>> begin Supplied records

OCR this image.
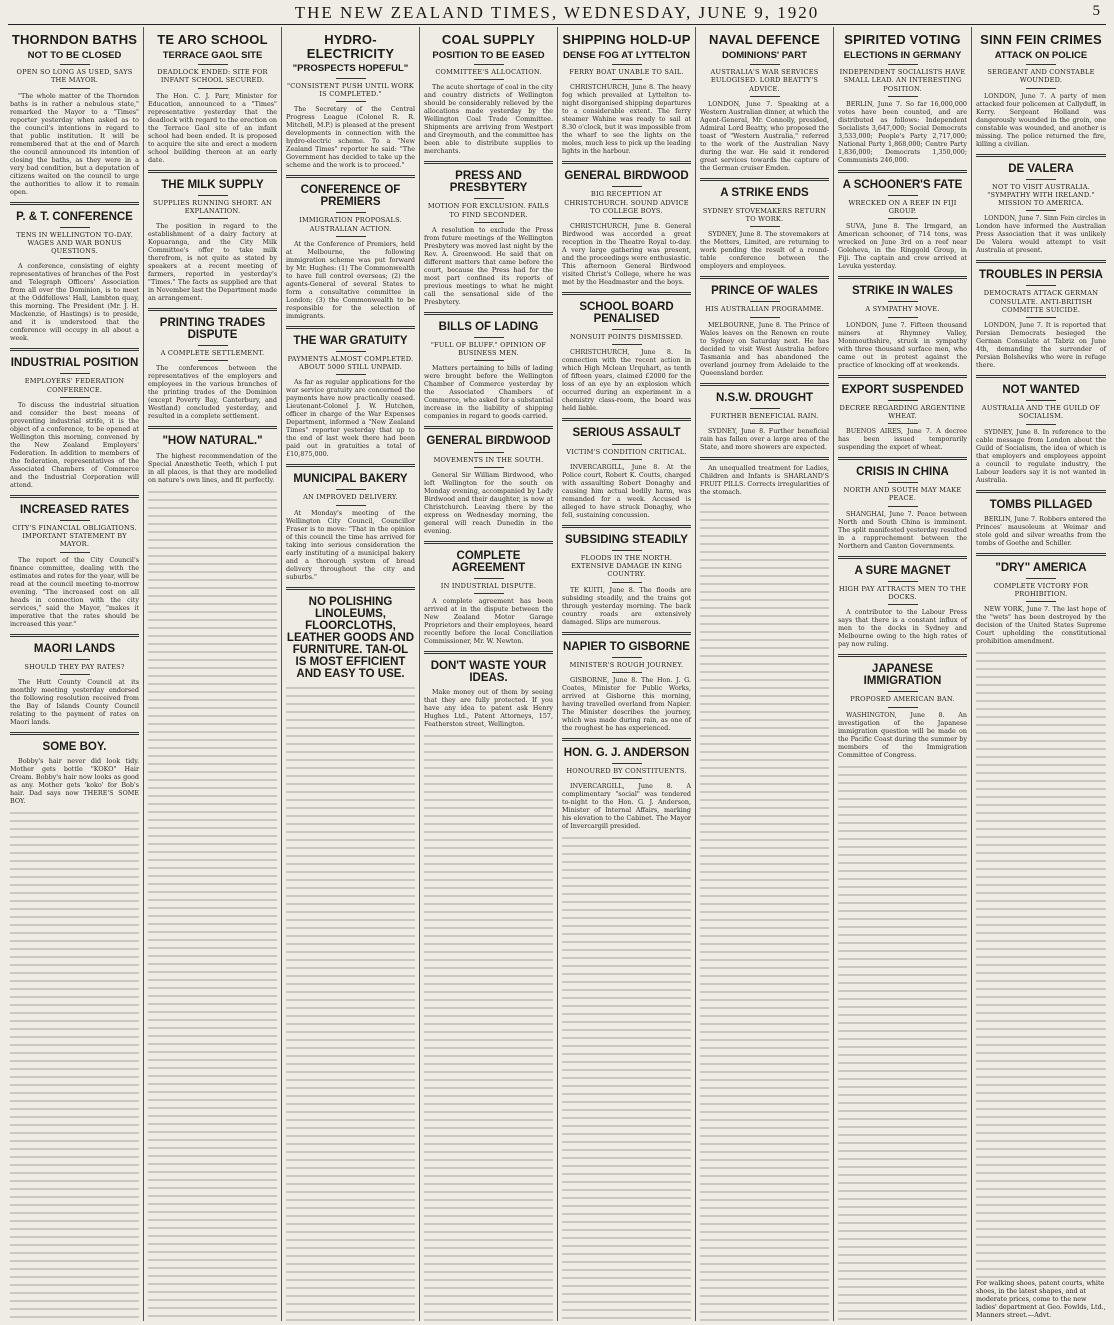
THE NEW ZEALAND TIMES, WEDNESDAY, JUNE 9, 1920	5
THORNDON BATHS
NOT TO BE CLOSED
OPEN SO LONG AS USED, SAYS THE MAYOR.

"The whole matter of the Thorndon baths is in rather a nebulous state," remarked the Mayor to a "Times" reporter yesterday when asked as to the council's intentions in regard to that public institution. It will be remembered that at the end of March the council announced its intention of closing the baths, as they were in a very bad condition, but a deputation of citizens waited on the council to urge the authorities to allow it to remain open.

P. & T. CONFERENCE
TENS IN WELLINGTON TO-DAY. WAGES AND WAR BONUS QUESTIONS.

A conference, consisting of eighty representatives of branches of the Post and Telegraph Officers' Association from all over the Dominion, is to meet at the Oddfellows' Hall, Lambton quay, this morning. The President (Mr. J. H. Mackenzie, of Hastings) is to preside, and it is understood that the conference will occupy in all about a week.

INDUSTRIAL POSITION
EMPLOYERS' FEDERATION CONFERENCE.

To discuss the industrial situation and consider the best means of preventing industrial strife, it is the object of a conference, to be opened at Wellington this morning, convened by the New Zealand Employers' Federation. In addition to members of the federation, representatives of the Associated Chambers of Commerce and the Industrial Corporation will attend.

INCREASED RATES
CITY'S FINANCIAL OBLIGATIONS. IMPORTANT STATEMENT BY MAYOR.

The report of the City Council's finance committee, dealing with the estimates and rates for the year, will be read at the council meeting to-morrow evening. "The increased cost on all heads in connection with the city services," said the Mayor, "makes it imperative that the rates should be increased this year."

MAORI LANDS
SHOULD THEY PAY RATES?

The Hutt County Council at its monthly meeting yesterday endorsed the following resolution received from the Bay of Islands County Council relating to the payment of rates on Maori lands.

SOME BOY.

Bobby's hair never did look tidy. Mother gets bottle "KOKO" Hair Cream. Bobby's hair now looks as good as any. Mother gets 'koko' for Bob's hair. Dad says now THERE'S SOME BOY.

TE ARO SCHOOL
TERRACE GAOL SITE
DEADLOCK ENDED: SITE FOR INFANT SCHOOL SECURED.

The Hon. C. J. Parr, Minister for Education, announced to a "Times" representative yesterday that the deadlock with regard to the erection on the Terrace Gaol site of an infant school had been ended. It is proposed to acquire the site and erect a modern school building thereon at an early date.

THE MILK SUPPLY
SUPPLIES RUNNING SHORT. AN EXPLANATION.

The position in regard to the establishment of a dairy factory at Kopuaranga, and the City Milk Committee's offer to take milk therefrom, is not quite as stated by speakers at a recent meeting of farmers, reported in yesterday's "Times." The facts as supplied are that in November last the Department made an arrangement.

PRINTING TRADES DISPUTE
A COMPLETE SETTLEMENT.

The conferences between the representatives of the employers and employees in the various branches of the printing trades of the Dominion (except Poverty Bay, Canterbury, and Westland) concluded yesterday, and resulted in a complete settlement.

"HOW NATURAL."

The highest recommendation of the Special Anæsthetic Teeth, which I put in all places, is that they are modelled on nature's own lines, and fit perfectly.

HYDRO-ELECTRICITY
"PROSPECTS HOPEFUL"
"CONSISTENT PUSH UNTIL WORK IS COMPLETED."

The Secretary of the Central Progress League (Colonel R. R. Mitchell, M.P.) is pleased at the present developments in connection with the hydro-electric scheme. To a "New Zealand Times" reporter he said: "The Government has decided to take up the scheme and the work is to proceed."

CONFERENCE OF PREMIERS
IMMIGRATION PROPOSALS. AUSTRALIAN ACTION.

At the Conference of Premiers, held at Melbourne, the following immigration scheme was put forward by Mr. Hughes: (1) The Commonwealth to have full control overseas; (2) the agents-General of several States to form a consultative committee in London; (3) the Commonwealth to be responsible for the selection of immigrants.

THE WAR GRATUITY
PAYMENTS ALMOST COMPLETED. ABOUT 5000 STILL UNPAID.

As far as regular applications for the war service gratuity are concerned the payments have now practically ceased. Lieutenant-Colonel J. W. Hutchen, officer in charge of the War Expenses Department, informed a "New Zealand Times" reporter yesterday that up to the end of last week there had been paid out in gratuities a total of £10,875,000.

MUNICIPAL BAKERY
AN IMPROVED DELIVERY.

At Monday's meeting of the Wellington City Council, Councillor Fraser is to move: "That in the opinion of this council the time has arrived for taking into serious consideration the early instituting of a municipal bakery and a thorough system of bread delivery throughout the city and suburbs."

NO POLISHING LINOLEUMS, FLOORCLOTHS, LEATHER GOODS AND FURNITURE. TAN-OL IS MOST EFFICIENT AND EASY TO USE.
COAL SUPPLY
POSITION TO BE EASED
COMMITTEE'S ALLOCATION.

The acute shortage of coal in the city and country districts of Wellington should be considerably relieved by the allocations made yesterday by the Wellington Coal Trade Committee. Shipments are arriving from Westport and Greymouth, and the committee has been able to distribute supplies to merchants.

PRESS AND PRESBYTERY
MOTION FOR EXCLUSION. FAILS TO FIND SECONDER.

A resolution to exclude the Press from future meetings of the Wellington Presbytery was moved last night by the Rev. A. Greenwood. He said that on different matters that came before the court, because the Press had for the most part confined its reports of previous meetings to what he might call the sensational side of the Presbytery.

BILLS OF LADING
"FULL OF BLUFF." OPINION OF BUSINESS MEN.

Matters pertaining to bills of lading were brought before the Wellington Chamber of Commerce yesterday by the Associated Chambers of Commerce, who asked for a substantial increase in the liability of shipping companies in regard to goods carried.

GENERAL BIRDWOOD
MOVEMENTS IN THE SOUTH.

General Sir William Birdwood, who left Wellington for the south on Monday evening, accompanied by Lady Birdwood and their daughter, is now at Christchurch. Leaving there by the express on Wednesday morning, the general will reach Dunedin in the evening.

COMPLETE AGREEMENT
IN INDUSTRIAL DISPUTE.

A complete agreement has been arrived at in the dispute between the New Zealand Motor Garage Proprietors and their employees, heard recently before the local Conciliation Commissioner, Mr. W. Newton.

DON'T WASTE YOUR IDEAS.

Make money out of them by seeing that they are fully protected. If you have any idea to patent ask Henry Hughes Ltd., Patent Attorneys, 157, Featherston street, Wellington.

SHIPPING HOLD-UP
DENSE FOG AT LYTTELTON
FERRY BOAT UNABLE TO SAIL.

CHRISTCHURCH, June 8. The heavy fog which prevailed at Lyttelton to-night disorganised shipping departures to a considerable extent. The ferry steamer Wahine was ready to sail at 8.30 o'clock, but it was impossible from the wharf to see the lights on the moles, much less to pick up the leading lights in the harbour.

GENERAL BIRDWOOD
BIG RECEPTION AT CHRISTCHURCH. SOUND ADVICE TO COLLEGE BOYS.

CHRISTCHURCH, June 8. General Birdwood was accorded a great reception in the Theatre Royal to-day. A very large gathering was present, and the proceedings were enthusiastic. This afternoon General Birdwood visited Christ's College, where he was met by the Headmaster and the boys.

SCHOOL BOARD PENALISED
NONSUIT POINTS DISMISSED.

CHRISTCHURCH, June 8. In connection with the recent action in which High Mclean Urquhart, as tenth of fifteen years, claimed £2000 for the loss of an eye by an explosion which occurred during an experiment in a chemistry class-room, the board was held liable.

SERIOUS ASSAULT
VICTIM'S CONDITION CRITICAL.

INVERCARGILL, June 8. At the Police court, Robert K. Coutts, charged with assaulting Robert Donaghy and causing him actual bodily harm, was remanded for a week. Accused is alleged to have struck Donaghy, who fell, sustaining concussion.

SUBSIDING STEADILY
FLOODS IN THE NORTH. EXTENSIVE DAMAGE IN KING COUNTRY.

TE KUITI, June 8. The floods are subsiding steadily, and the trains got through yesterday morning. The back country roads are extensively damaged. Slips are numerous.

NAPIER TO GISBORNE
MINISTER'S ROUGH JOURNEY.

GISBORNE, June 8. The Hon. J. G. Coates, Minister for Public Works, arrived at Gisborne this morning, having travelled overland from Napier. The Minister describes the journey, which was made during rain, as one of the roughest he has experienced.

HON. G. J. ANDERSON
HONOURED BY CONSTITUENTS.

INVERCARGILL, June 8. A complimentary "social" was tendered to-night to the Hon. G. J. Anderson, Minister of Internal Affairs, marking his elevation to the Cabinet. The Mayor of Invercargill presided.

NAVAL DEFENCE
DOMINIONS' PART
AUSTRALIA'S WAR SERVICES EULOGISED. LORD BEATTY'S ADVICE.

LONDON, June 7. Speaking at a Western Australian dinner, at which the Agent-General, Mr. Connolly, presided, Admiral Lord Beatty, who proposed the toast of "Western Australia," referred to the work of the Australian Navy during the war. He said it rendered great services towards the capture of the German cruiser Emden.

A STRIKE ENDS
SYDNEY STOVEMAKERS RETURN TO WORK.

SYDNEY, June 8. The stovemakers at the Metters, Limited, are returning to work pending the result of a round-table conference between the employers and employees.

PRINCE OF WALES
HIS AUSTRALIAN PROGRAMME.

MELBOURNE, June 8. The Prince of Wales leaves on the Renown en route to Sydney on Saturday next. He has decided to visit West Australia before Tasmania and has abandoned the overland journey from Adelaide to the Queensland border.

N.S.W. DROUGHT
FURTHER BENEFICIAL RAIN.

SYDNEY, June 8. Further beneficial rain has fallen over a large area of the State, and more showers are expected.

An unequalled treatment for Ladies, Children and Infants is SHARLAND'S FRUIT PILLS. Corrects irregularities of the stomach.

SPIRITED VOTING
ELECTIONS IN GERMANY
INDEPENDENT SOCIALISTS HAVE SMALL LEAD. AN INTERESTING POSITION.

BERLIN, June 7. So far 16,000,000 votes have been counted, and are distributed as follows: Independent Socialists 3,647,000; Social Democrats 3,533,000; People's Party 2,717,000; National Party 1,868,000; Centre Party 1,836,000; Democrats 1,350,000; Communists 246,000.

A SCHOONER'S FATE
WRECKED ON A REEF IN FIJI GROUP.

SUVA, June 8. The Irmgard, an American schooner, of 714 tons, was wrecked on June 3rd on a reef near Goleheva, in the Ringgold Group, in Fiji. The captain and crew arrived at Levuka yesterday.

STRIKE IN WALES
A SYMPATHY MOVE.

LONDON, June 7. Fifteen thousand miners at Rhymney Valley, Monmouthshire, struck in sympathy with three thousand surface men, who came out in protest against the practice of knocking off at weekends.

EXPORT SUSPENDED
DECREE REGARDING ARGENTINE WHEAT.

BUENOS AIRES, June 7. A decree has been issued temporarily suspending the export of wheat.

CRISIS IN CHINA
NORTH AND SOUTH MAY MAKE PEACE.

SHANGHAI, June 7. Peace between North and South China is imminent. The split manifested yesterday resulted in a rapprochement between the Northern and Canton Governments.

A SURE MAGNET
HIGH PAY ATTRACTS MEN TO THE DOCKS.

A contributor to the Labour Press says that there is a constant influx of men to the docks in Sydney and Melbourne owing to the high rates of pay now ruling.

JAPANESE IMMIGRATION
PROPOSED AMERICAN BAN.

WASHINGTON, June 8. An investigation of the Japanese immigration question will be made on the Pacific Coast during the summer by members of the Immigration Committee of Congress.

SINN FEIN CRIMES
ATTACK ON POLICE
SERGEANT AND CONSTABLE WOUNDED.

LONDON, June 7. A party of men attacked four policemen at Callyduff, in Kerry. Sergeant Holland was dangerously wounded in the groin, one constable was wounded, and another is missing. The police returned the fire, killing a civilian.

DE VALERA
NOT TO VISIT AUSTRALIA. "SYMPATHY WITH IRELAND." MISSION TO AMERICA.

LONDON, June 7. Sinn Fein circles in London have informed the Australian Press Association that it was unlikely De Valera would attempt to visit Australia at present.

TROUBLES IN PERSIA
DEMOCRATS ATTACK GERMAN CONSULATE. ANTI-BRITISH COMMITTE SUICIDE.

LONDON, June 7. It is reported that Persian Democrats besieged the German Consulate at Tabriz on June 4th, demanding the surrender of Persian Bolsheviks who were in refuge there.

NOT WANTED
AUSTRALIA AND THE GUILD OF SOCIALISM.

SYDNEY, June 8. In reference to the cable message from London about the Guild of Socialism, the idea of which is that employers and employees appoint a council to regulate industry, the Labour leaders say it is not wanted in Australia.

TOMBS PILLAGED

BERLIN, June 7. Robbers entered the Princes' mausoleum at Weimar and stole gold and silver wreaths from the tombs of Goethe and Schiller.

"DRY" AMERICA
COMPLETE VICTORY FOR PROHIBITION.

NEW YORK, June 7. The last hope of the "wets" has been destroyed by the decision of the United States Supreme Court upholding the constitutional prohibition amendment.

For walking shoes, patent courts, white shoes, in the latest shapes, and at moderate prices, come to the new ladies' department at Geo. Fowlds, Ltd., Manners street.—Advt.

>> end Supplied records

Problem requirements
Search the listing for the word "before". Copy every line in which it occurs.

Full output
A resolution to exclude the Press from future meetings of the Wellington Presbytery was moved last night by the Rev. A. Greenwood. He said that on different matters that came before the court, because the Press had for the most part confined its reports of previous meetings to what he might call the sensational side of the Presbytery.
Matters pertaining to bills of lading were brought before the Wellington Chamber of Commerce yesterday by the Associated Chambers of Commerce, who asked for a substantial increase in the liability of shipping companies in regard to goods carried.
A complete agreement has been arrived at in the dispute between the New Zealand Motor Garage Proprietors and their employees, heard recently before the local Conciliation Commissioner, Mr. W. Newton.
MELBOURNE, June 8. The Prince of Wales leaves on the Renown en route to Sydney on Saturday next. He has decided to visit West Australia before Tasmania and has abandoned the overland journey from Adelaide to the Queensland border.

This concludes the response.